---------- Given data ----------
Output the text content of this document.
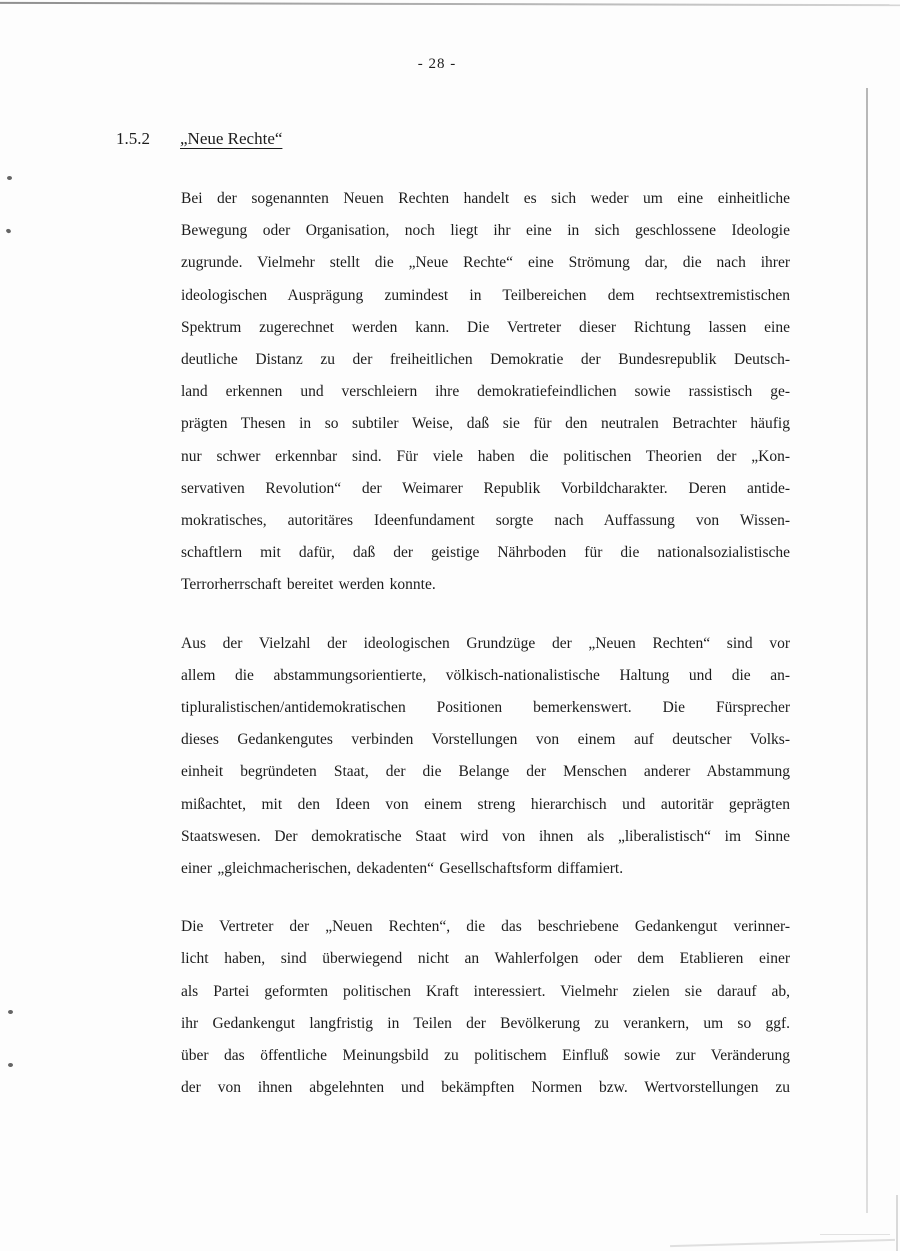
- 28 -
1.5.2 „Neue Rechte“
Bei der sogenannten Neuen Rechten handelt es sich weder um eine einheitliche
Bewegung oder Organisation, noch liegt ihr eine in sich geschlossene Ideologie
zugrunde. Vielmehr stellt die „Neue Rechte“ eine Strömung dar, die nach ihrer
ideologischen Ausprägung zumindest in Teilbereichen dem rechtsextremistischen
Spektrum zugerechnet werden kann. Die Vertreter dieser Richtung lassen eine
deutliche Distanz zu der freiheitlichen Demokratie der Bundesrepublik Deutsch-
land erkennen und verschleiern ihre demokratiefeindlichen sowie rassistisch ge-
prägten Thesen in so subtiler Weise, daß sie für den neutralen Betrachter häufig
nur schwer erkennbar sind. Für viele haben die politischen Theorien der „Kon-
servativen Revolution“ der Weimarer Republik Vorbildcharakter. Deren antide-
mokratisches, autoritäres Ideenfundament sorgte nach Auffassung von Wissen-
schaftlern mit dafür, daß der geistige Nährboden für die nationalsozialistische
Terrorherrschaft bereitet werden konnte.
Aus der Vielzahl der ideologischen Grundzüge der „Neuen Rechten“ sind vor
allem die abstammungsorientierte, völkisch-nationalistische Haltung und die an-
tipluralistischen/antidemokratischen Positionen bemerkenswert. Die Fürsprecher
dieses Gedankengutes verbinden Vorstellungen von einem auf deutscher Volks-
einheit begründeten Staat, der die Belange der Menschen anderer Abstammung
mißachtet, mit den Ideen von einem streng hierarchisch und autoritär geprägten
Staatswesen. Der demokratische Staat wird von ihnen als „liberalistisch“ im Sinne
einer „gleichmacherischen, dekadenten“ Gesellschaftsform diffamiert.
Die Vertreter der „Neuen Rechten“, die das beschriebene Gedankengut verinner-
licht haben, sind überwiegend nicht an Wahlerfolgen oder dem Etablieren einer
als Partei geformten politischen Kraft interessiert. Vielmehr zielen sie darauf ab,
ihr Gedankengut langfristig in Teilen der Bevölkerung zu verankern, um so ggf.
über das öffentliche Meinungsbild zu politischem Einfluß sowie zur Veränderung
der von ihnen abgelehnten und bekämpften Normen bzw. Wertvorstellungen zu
----------
---------- Given data ----------
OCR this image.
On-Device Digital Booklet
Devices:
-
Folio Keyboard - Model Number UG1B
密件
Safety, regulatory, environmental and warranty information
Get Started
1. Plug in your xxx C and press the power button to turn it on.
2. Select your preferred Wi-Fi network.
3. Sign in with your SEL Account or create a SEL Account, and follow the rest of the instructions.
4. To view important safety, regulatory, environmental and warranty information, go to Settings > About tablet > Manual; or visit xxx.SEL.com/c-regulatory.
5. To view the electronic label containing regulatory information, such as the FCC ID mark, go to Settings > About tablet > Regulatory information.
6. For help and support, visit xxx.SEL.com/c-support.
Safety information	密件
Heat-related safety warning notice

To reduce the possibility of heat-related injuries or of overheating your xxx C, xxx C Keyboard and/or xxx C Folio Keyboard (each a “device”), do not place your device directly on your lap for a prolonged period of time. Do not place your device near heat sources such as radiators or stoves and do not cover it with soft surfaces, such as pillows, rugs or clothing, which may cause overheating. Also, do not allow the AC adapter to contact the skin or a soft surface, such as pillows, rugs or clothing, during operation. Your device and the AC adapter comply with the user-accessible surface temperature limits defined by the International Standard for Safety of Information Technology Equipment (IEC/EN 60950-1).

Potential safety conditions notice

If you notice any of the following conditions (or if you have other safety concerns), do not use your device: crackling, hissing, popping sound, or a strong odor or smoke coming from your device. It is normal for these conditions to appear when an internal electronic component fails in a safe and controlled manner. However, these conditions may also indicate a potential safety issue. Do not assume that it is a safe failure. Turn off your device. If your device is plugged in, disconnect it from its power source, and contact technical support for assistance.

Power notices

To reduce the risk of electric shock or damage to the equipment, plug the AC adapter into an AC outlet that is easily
----------
Scan the entries above. Copy each line that has the string "nach".

zugrunde. Vielmehr stellt die „Neue Rechte“ eine Strömung dar, die nach ihrer
mokratisches, autoritäres Ideenfundament sorgte nach Auffassung von Wissen-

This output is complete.